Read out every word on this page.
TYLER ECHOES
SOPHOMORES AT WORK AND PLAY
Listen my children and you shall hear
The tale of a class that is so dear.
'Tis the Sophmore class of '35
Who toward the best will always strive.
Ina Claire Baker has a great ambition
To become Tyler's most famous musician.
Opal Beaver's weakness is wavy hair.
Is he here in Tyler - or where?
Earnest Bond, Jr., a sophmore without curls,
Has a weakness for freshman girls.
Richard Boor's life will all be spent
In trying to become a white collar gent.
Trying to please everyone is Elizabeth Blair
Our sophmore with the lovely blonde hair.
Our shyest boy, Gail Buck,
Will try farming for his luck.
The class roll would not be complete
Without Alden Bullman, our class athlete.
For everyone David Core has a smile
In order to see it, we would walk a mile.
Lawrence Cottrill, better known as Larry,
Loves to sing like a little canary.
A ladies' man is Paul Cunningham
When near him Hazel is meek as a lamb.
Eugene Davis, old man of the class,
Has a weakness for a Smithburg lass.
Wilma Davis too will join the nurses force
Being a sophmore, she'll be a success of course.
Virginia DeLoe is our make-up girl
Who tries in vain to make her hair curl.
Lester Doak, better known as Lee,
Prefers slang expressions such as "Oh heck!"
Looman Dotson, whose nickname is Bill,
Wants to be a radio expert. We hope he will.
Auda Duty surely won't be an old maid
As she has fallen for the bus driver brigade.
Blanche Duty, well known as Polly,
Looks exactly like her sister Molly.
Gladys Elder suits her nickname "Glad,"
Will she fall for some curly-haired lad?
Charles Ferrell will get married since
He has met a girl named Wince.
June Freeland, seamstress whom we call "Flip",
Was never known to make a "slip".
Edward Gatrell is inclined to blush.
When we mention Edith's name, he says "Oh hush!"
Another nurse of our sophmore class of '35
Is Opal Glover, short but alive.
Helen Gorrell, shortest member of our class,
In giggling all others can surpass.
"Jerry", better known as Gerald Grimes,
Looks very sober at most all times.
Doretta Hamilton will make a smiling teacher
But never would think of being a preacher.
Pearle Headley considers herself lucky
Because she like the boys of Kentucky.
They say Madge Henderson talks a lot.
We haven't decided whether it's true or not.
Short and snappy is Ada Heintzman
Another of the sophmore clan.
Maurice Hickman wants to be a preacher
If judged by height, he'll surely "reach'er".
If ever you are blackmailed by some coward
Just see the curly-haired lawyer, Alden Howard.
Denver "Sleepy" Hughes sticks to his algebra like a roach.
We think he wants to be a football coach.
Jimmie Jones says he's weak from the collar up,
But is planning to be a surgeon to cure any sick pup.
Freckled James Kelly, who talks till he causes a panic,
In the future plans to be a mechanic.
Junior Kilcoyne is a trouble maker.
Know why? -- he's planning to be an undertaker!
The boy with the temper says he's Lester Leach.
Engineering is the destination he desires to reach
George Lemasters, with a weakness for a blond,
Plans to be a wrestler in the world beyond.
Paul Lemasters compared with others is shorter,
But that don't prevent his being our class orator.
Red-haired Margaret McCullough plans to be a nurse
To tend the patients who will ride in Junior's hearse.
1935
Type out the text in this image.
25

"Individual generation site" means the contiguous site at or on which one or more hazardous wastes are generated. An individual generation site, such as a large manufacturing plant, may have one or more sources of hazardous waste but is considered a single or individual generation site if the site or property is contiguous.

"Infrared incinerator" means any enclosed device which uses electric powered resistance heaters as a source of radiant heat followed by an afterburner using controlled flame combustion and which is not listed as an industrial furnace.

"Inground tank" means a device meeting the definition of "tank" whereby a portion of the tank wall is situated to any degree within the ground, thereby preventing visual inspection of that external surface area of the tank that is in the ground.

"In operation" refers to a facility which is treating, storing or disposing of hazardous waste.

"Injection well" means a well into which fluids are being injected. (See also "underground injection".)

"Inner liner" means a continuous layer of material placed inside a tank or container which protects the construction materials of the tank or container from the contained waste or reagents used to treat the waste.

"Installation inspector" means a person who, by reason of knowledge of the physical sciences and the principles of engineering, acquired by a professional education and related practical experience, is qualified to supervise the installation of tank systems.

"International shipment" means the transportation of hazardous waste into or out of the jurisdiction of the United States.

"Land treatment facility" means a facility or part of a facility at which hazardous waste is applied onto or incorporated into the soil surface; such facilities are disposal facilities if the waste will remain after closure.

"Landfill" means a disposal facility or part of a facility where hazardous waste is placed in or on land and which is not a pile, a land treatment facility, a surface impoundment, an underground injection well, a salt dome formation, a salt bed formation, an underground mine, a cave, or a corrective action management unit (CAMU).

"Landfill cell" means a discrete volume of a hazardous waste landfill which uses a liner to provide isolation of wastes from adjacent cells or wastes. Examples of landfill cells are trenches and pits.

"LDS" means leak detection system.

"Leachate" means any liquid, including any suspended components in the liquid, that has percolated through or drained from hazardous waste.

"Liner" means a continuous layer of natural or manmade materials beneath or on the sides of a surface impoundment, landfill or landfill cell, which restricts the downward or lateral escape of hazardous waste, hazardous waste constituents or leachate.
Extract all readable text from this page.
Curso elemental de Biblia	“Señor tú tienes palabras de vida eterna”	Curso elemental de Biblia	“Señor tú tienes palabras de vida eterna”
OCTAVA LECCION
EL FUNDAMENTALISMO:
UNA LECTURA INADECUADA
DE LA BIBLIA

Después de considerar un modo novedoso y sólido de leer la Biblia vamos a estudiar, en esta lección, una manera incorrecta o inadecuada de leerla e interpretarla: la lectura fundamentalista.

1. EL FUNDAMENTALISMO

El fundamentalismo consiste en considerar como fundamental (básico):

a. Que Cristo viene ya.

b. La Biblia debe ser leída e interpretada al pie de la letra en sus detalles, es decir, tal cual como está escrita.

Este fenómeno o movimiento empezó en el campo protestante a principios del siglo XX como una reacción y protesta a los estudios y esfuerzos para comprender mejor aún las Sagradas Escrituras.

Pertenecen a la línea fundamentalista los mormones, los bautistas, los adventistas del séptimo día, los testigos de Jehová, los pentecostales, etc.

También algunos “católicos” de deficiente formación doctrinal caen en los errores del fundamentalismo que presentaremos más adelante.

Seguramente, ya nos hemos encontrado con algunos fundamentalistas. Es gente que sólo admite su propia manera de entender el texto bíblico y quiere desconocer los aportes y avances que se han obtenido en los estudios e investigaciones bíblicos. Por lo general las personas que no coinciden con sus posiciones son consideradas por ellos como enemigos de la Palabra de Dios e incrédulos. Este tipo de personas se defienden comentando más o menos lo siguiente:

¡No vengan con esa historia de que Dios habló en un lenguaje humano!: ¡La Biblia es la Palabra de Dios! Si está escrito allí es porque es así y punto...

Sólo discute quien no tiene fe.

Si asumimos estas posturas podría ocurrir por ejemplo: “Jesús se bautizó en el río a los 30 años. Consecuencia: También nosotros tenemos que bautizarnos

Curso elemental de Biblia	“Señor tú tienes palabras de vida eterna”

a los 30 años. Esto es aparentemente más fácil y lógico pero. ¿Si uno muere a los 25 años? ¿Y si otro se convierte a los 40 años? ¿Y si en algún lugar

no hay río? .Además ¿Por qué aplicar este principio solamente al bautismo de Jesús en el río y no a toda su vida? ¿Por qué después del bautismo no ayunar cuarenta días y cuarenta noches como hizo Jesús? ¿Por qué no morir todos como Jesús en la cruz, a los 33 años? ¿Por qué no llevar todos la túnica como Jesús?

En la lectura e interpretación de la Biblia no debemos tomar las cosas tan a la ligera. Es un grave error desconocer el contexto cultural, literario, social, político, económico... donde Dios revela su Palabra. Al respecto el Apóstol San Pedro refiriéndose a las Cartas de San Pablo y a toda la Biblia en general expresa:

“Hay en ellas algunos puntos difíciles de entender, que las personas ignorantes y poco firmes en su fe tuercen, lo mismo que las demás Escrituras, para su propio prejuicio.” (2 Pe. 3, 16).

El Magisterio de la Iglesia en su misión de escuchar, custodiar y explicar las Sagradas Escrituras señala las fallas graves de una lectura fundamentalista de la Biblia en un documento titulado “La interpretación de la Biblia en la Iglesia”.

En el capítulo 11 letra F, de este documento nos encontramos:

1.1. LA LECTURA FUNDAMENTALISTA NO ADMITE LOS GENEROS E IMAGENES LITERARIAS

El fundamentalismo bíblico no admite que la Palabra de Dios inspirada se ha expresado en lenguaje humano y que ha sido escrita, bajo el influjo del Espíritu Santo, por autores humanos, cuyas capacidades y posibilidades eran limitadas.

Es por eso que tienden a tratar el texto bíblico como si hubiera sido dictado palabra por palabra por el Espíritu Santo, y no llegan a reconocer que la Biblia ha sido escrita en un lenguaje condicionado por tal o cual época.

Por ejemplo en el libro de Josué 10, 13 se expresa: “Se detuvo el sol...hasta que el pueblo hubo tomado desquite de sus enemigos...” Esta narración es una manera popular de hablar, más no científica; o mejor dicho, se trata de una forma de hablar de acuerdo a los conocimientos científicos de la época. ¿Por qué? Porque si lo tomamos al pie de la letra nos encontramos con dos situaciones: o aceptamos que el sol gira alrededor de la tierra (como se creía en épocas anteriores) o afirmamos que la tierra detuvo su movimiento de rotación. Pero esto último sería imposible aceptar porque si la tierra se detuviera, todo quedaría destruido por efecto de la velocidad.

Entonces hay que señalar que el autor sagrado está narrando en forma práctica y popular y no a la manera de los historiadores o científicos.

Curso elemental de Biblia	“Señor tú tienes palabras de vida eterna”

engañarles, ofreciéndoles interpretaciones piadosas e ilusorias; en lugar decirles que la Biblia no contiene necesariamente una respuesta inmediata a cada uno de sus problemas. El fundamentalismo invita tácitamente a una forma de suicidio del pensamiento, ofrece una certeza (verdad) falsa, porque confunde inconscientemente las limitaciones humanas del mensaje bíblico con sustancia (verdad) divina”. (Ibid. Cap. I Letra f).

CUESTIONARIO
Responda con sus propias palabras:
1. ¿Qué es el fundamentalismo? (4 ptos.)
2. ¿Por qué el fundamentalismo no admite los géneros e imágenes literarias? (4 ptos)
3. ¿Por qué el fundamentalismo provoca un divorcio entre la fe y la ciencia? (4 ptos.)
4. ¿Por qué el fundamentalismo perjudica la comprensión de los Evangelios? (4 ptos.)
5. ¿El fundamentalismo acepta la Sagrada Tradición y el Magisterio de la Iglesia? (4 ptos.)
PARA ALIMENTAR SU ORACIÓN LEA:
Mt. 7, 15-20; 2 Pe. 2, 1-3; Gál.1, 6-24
==
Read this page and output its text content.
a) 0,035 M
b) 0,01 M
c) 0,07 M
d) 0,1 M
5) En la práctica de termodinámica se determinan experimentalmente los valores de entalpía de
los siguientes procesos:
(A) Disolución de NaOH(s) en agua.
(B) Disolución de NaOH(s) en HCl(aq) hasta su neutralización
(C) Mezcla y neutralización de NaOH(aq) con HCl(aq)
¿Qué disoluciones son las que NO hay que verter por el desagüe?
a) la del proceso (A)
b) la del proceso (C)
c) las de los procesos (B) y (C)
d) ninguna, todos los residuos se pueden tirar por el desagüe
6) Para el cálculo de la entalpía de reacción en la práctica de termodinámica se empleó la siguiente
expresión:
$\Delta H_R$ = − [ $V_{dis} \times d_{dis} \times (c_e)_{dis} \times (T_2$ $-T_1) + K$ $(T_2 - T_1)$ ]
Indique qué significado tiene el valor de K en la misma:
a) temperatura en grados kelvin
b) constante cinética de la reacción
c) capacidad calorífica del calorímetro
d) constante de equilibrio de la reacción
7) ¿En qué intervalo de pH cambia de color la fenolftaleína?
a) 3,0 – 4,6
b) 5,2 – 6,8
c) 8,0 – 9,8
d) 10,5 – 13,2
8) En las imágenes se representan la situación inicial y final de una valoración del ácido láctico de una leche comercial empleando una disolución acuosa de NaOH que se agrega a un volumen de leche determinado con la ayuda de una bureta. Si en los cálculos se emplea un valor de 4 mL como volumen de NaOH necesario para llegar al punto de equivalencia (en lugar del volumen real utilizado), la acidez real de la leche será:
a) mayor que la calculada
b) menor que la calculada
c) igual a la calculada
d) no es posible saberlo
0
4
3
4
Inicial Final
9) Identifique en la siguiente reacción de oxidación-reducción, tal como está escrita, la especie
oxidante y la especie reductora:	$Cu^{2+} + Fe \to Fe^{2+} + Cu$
* * *
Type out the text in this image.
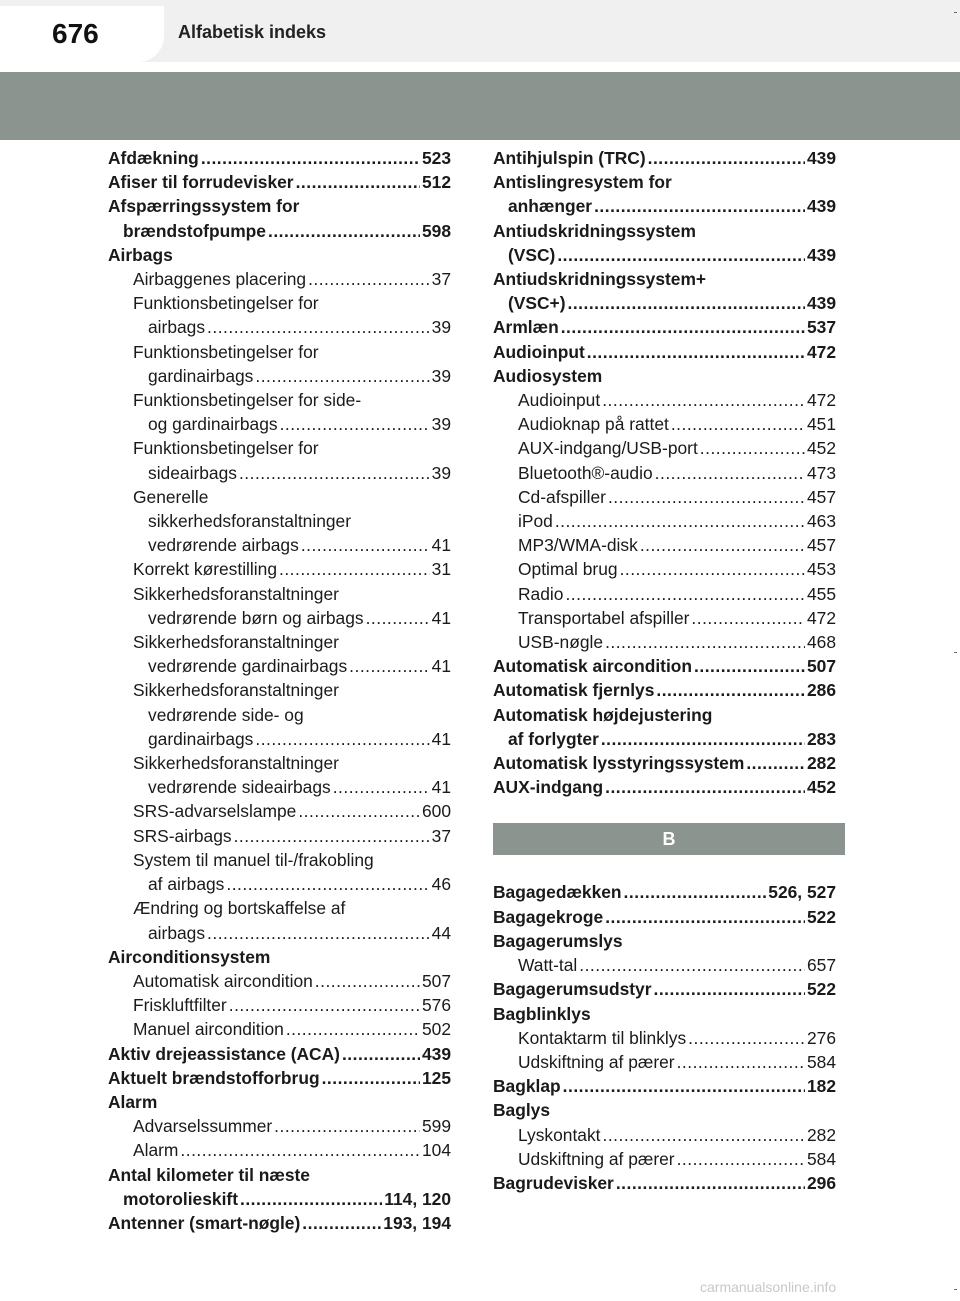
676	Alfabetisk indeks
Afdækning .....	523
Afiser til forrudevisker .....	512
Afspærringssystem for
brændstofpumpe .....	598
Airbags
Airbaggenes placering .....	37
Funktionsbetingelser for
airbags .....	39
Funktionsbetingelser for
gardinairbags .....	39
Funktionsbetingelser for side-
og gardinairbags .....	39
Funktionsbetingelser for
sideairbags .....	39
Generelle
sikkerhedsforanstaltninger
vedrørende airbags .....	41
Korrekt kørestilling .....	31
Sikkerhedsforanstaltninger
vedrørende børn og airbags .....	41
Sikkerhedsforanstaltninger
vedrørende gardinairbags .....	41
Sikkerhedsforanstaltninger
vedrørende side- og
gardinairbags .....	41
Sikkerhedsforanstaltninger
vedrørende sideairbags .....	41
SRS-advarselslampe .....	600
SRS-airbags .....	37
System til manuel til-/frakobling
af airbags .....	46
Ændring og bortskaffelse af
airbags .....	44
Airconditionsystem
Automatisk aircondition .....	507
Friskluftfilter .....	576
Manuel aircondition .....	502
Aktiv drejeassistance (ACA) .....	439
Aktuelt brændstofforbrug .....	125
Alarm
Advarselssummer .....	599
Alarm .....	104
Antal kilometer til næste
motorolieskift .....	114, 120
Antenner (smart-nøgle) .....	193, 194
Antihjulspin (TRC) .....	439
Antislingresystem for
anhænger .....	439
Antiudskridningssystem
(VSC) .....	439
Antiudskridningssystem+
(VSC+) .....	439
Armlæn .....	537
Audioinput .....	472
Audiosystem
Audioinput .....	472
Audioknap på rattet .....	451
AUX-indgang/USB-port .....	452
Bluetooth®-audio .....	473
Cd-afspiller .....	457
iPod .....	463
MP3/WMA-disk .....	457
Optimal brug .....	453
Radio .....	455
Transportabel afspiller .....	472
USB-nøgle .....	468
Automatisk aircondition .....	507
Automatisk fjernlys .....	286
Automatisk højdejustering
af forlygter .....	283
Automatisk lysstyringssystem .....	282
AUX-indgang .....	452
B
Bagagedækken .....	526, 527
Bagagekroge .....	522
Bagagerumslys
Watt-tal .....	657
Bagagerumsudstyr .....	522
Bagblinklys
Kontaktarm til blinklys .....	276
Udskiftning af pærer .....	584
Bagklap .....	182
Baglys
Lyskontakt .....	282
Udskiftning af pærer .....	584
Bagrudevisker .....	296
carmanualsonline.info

• _Task directions_: From the listing above, determine how many lines contain "imágenes", then write only that number.

• _Solution to this problem_: 2